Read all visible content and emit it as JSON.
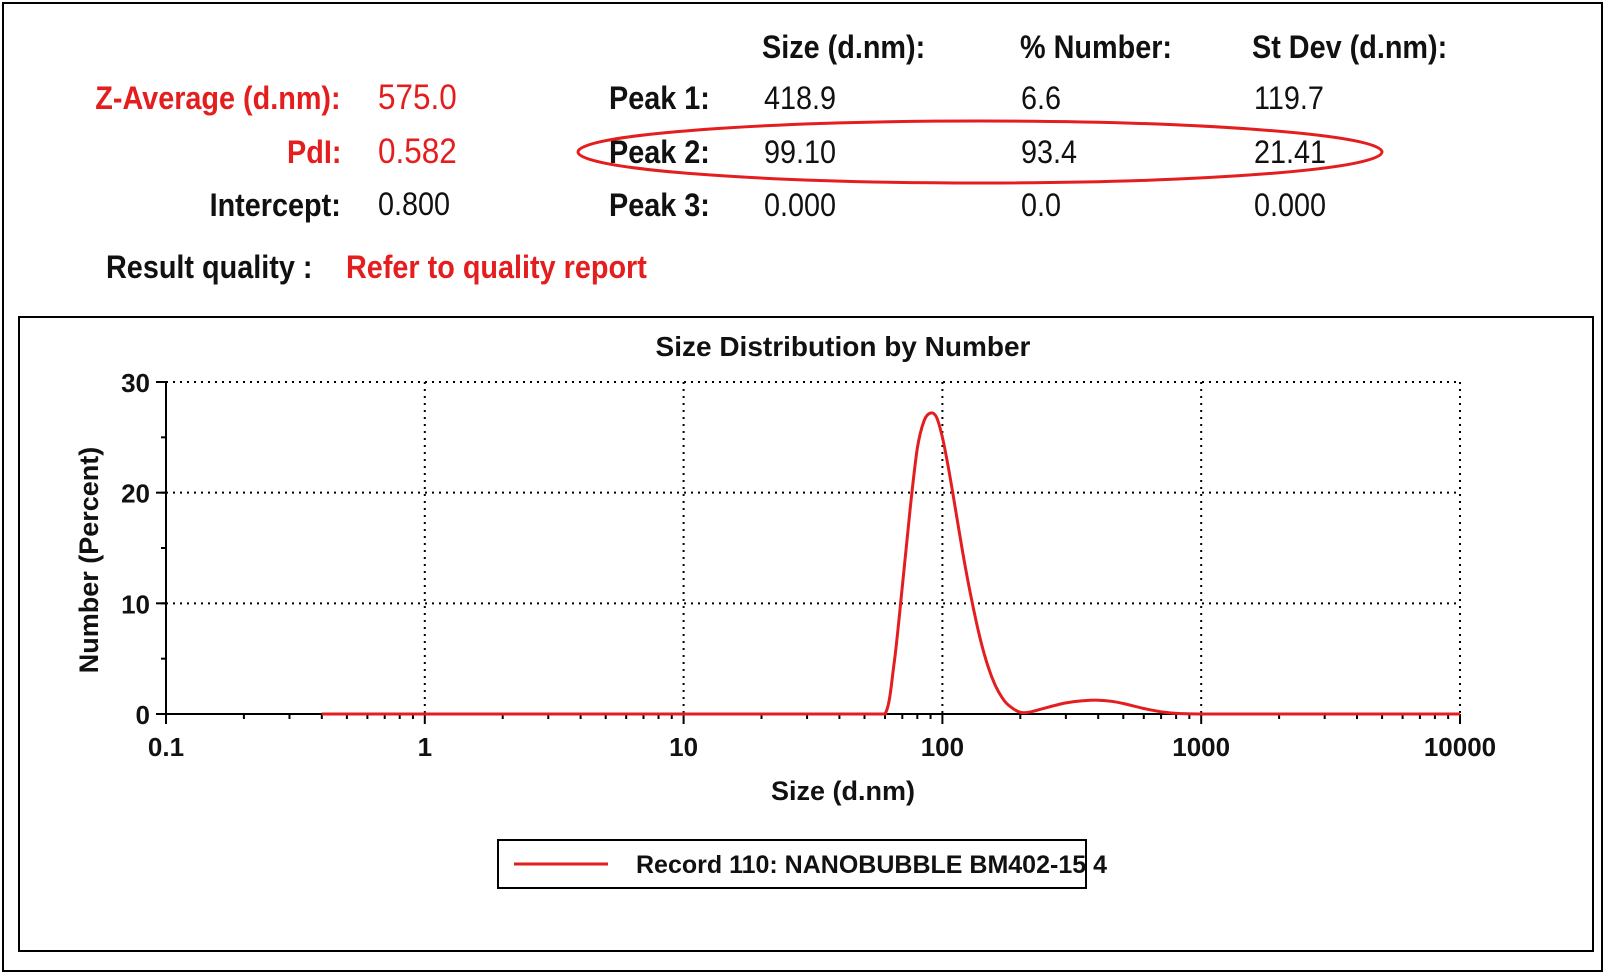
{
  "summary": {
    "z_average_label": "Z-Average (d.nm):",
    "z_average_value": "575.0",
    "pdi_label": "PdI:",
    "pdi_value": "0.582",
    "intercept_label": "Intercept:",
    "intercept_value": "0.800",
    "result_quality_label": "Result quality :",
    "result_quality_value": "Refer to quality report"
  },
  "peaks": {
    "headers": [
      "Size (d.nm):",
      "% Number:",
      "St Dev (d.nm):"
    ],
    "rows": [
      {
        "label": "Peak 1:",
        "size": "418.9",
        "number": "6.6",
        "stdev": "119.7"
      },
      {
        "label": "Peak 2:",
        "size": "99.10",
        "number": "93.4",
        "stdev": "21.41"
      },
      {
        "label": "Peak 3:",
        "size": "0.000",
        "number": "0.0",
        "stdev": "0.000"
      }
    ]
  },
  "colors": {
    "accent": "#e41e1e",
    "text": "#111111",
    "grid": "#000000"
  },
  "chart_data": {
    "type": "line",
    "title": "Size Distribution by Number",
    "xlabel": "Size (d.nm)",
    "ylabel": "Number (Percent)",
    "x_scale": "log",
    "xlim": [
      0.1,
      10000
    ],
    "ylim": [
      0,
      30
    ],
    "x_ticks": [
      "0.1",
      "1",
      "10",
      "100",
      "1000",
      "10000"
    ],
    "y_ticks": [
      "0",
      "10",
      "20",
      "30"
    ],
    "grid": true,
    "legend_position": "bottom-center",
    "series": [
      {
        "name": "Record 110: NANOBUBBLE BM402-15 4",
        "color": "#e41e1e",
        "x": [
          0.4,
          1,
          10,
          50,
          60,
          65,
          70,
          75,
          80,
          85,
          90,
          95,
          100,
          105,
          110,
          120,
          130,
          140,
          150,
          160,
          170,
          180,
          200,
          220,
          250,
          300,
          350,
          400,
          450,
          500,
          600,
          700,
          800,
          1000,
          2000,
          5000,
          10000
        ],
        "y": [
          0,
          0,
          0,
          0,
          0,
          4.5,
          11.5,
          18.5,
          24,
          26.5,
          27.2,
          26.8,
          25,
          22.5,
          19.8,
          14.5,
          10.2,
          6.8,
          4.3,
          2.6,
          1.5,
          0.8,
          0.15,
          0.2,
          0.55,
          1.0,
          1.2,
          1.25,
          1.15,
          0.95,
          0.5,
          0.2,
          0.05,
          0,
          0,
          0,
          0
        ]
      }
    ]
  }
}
::::
WHAT YOU WILL DO: In the copy, include all records verbatim but no images.

ANSWER TO THE PROBLEM:
Read all visible content and emit it as JSON.
{
  "summary": {
    "z_average_label": "Z-Average (d.nm):",
    "z_average_value": "575.0",
    "pdi_label": "PdI:",
    "pdi_value": "0.582",
    "intercept_label": "Intercept:",
    "intercept_value": "0.800",
    "result_quality_label": "Result quality :",
    "result_quality_value": "Refer to quality report"
  },
  "peaks": {
    "headers": [
      "Size (d.nm):",
      "% Number:",
      "St Dev (d.nm):"
    ],
    "rows": [
      {
        "label": "Peak 1:",
        "size": "418.9",
        "number": "6.6",
        "stdev": "119.7"
      },
      {
        "label": "Peak 2:",
        "size": "99.10",
        "number": "93.4",
        "stdev": "21.41"
      },
      {
        "label": "Peak 3:",
        "size": "0.000",
        "number": "0.0",
        "stdev": "0.000"
      }
    ]
  },
  "colors": {
    "accent": "#e41e1e",
    "text": "#111111",
    "grid": "#000000"
  },
  "chart_data": {
    "type": "line",
    "title": "Size Distribution by Number",
    "xlabel": "Size (d.nm)",
    "ylabel": "Number (Percent)",
    "x_scale": "log",
    "xlim": [
      0.1,
      10000
    ],
    "ylim": [
      0,
      30
    ],
    "x_ticks": [
      "0.1",
      "1",
      "10",
      "100",
      "1000",
      "10000"
    ],
    "y_ticks": [
      "0",
      "10",
      "20",
      "30"
    ],
    "grid": true,
    "legend_position": "bottom-center",
    "series": [
      {
        "name": "Record 110: NANOBUBBLE BM402-15 4",
        "color": "#e41e1e",
        "x": [
          0.4,
          1,
          10,
          50,
          60,
          65,
          70,
          75,
          80,
          85,
          90,
          95,
          100,
          105,
          110,
          120,
          130,
          140,
          150,
          160,
          170,
          180,
          200,
          220,
          250,
          300,
          350,
          400,
          450,
          500,
          600,
          700,
          800,
          1000,
          2000,
          5000,
          10000
        ],
        "y": [
          0,
          0,
          0,
          0,
          0,
          4.5,
          11.5,
          18.5,
          24,
          26.5,
          27.2,
          26.8,
          25,
          22.5,
          19.8,
          14.5,
          10.2,
          6.8,
          4.3,
          2.6,
          1.5,
          0.8,
          0.15,
          0.2,
          0.55,
          1.0,
          1.2,
          1.25,
          1.15,
          0.95,
          0.5,
          0.2,
          0.05,
          0,
          0,
          0,
          0
        ]
      }
    ]
  }
}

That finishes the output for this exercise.